EXERCISE DIRECTIONS: Go through the records and show each line where the word "explotaciones" occurs.

MATERIAL TO PROCESS:
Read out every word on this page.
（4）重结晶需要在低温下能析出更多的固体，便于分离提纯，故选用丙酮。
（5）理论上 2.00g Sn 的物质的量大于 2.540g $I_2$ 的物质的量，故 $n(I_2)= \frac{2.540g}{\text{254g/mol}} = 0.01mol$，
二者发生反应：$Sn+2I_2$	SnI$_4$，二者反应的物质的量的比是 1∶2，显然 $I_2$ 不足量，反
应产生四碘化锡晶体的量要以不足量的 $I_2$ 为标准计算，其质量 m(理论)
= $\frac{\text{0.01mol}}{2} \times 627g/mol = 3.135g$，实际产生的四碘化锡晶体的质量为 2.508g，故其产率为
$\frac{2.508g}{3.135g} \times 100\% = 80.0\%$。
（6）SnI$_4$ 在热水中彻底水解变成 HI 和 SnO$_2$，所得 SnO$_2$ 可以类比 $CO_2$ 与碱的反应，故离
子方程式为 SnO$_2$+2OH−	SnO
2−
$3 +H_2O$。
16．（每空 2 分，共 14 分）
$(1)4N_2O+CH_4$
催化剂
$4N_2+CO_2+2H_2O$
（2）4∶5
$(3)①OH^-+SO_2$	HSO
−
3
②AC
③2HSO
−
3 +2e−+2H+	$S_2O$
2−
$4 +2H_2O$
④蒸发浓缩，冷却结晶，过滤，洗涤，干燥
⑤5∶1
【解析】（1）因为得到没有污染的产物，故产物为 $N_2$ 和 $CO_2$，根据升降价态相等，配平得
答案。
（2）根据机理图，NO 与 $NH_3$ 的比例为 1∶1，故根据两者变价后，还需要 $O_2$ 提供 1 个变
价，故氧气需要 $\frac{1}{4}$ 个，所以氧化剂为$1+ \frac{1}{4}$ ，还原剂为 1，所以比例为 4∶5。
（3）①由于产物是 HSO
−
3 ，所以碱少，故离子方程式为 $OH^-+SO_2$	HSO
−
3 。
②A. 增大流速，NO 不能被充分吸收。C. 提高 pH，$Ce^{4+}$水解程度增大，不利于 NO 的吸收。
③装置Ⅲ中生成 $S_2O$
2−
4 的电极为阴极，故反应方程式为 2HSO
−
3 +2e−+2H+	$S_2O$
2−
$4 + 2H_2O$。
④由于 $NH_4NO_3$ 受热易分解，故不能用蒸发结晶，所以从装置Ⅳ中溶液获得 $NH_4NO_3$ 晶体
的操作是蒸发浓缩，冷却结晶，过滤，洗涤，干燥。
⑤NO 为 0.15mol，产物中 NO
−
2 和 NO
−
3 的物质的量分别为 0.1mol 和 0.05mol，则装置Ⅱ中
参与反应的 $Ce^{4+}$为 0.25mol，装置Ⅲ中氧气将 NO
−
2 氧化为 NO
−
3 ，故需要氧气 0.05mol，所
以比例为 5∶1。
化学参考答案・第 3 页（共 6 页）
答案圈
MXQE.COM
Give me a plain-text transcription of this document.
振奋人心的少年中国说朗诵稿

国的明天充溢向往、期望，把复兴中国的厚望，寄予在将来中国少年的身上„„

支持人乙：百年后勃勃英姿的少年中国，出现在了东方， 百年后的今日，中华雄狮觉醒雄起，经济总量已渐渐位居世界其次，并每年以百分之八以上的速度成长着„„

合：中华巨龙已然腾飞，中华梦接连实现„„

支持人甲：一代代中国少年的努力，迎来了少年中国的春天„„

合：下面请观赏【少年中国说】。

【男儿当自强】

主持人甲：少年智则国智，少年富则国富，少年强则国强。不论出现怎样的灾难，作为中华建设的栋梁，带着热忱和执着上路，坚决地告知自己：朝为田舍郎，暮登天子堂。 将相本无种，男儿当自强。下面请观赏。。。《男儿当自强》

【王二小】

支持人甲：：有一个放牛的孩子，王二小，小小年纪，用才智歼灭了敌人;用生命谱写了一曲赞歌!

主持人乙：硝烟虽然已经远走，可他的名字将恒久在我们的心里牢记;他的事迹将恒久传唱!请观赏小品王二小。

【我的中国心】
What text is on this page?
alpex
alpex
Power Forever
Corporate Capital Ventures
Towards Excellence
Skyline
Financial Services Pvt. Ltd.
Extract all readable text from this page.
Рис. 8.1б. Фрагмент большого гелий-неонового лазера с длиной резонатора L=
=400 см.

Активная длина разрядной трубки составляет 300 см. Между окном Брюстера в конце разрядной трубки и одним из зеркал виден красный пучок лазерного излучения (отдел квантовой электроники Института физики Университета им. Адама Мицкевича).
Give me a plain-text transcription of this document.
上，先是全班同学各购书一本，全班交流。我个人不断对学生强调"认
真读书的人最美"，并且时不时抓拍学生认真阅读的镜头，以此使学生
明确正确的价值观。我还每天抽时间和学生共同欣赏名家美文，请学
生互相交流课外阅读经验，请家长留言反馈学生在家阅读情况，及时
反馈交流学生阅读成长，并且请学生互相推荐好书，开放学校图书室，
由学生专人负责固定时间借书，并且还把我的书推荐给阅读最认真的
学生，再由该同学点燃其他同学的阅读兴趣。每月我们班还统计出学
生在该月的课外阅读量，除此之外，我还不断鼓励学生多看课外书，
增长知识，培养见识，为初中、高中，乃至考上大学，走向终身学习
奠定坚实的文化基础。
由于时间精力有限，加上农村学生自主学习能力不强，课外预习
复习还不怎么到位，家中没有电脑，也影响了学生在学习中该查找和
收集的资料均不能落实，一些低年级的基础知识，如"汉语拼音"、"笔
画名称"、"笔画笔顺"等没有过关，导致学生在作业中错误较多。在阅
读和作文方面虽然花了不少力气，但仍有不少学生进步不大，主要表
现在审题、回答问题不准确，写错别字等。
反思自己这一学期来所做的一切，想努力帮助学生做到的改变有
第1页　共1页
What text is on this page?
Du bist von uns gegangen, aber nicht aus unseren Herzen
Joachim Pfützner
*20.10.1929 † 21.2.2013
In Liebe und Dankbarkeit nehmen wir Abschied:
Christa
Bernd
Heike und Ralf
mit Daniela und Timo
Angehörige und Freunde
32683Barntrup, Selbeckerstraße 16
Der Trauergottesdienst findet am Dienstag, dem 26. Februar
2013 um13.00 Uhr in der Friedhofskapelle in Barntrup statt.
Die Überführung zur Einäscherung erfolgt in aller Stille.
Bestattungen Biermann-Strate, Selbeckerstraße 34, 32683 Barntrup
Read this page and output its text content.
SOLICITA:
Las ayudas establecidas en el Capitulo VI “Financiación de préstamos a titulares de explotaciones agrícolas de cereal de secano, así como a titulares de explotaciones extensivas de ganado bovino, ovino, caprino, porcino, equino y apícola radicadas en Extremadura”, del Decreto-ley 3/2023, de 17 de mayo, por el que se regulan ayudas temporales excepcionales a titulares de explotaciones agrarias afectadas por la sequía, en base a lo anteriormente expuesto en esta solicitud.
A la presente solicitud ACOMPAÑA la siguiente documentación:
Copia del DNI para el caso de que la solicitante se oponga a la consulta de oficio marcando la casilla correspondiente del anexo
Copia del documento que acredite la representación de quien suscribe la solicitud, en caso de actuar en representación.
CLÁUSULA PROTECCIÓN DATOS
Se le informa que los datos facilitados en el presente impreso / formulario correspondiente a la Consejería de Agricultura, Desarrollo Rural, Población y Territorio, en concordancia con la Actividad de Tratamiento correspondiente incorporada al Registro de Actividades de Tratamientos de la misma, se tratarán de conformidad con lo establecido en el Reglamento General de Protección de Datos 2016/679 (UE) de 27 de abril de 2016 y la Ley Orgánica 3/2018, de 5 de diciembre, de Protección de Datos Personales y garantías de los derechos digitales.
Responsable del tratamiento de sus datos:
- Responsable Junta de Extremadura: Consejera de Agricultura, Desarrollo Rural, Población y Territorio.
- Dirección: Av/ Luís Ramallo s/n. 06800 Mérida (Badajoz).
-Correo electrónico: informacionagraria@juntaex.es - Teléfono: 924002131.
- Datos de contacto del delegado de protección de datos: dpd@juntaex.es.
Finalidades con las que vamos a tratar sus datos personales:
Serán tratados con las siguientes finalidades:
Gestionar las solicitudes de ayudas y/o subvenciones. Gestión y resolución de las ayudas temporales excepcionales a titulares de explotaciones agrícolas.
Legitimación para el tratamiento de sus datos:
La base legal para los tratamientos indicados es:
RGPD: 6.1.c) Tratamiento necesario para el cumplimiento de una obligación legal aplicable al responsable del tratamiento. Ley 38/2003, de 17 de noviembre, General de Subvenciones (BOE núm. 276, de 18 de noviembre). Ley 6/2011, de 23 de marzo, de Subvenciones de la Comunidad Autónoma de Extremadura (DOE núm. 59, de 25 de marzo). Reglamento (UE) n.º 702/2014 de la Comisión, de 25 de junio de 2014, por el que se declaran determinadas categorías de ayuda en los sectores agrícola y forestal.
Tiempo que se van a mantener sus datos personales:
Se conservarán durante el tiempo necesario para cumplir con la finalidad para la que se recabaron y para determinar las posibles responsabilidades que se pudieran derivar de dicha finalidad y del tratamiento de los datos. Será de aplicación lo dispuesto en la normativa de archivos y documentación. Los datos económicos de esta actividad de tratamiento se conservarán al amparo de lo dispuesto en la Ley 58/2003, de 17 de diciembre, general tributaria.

THE REPLY:
Las ayudas establecidas en el Capitulo VI “Financiación de préstamos a titulares de explotaciones agrícolas de cereal de secano, así como a titulares de explotaciones extensivas de ganado bovino, ovino, caprino, porcino, equino y apícola radicadas en Extremadura”, del Decreto-ley 3/2023, de 17 de mayo, por el que se regulan ayudas temporales excepcionales a titulares de explotaciones agrarias afectadas por la sequía, en base a lo anteriormente expuesto en esta solicitud.
Gestionar las solicitudes de ayudas y/o subvenciones. Gestión y resolución de las ayudas temporales excepcionales a titulares de explotaciones agrícolas.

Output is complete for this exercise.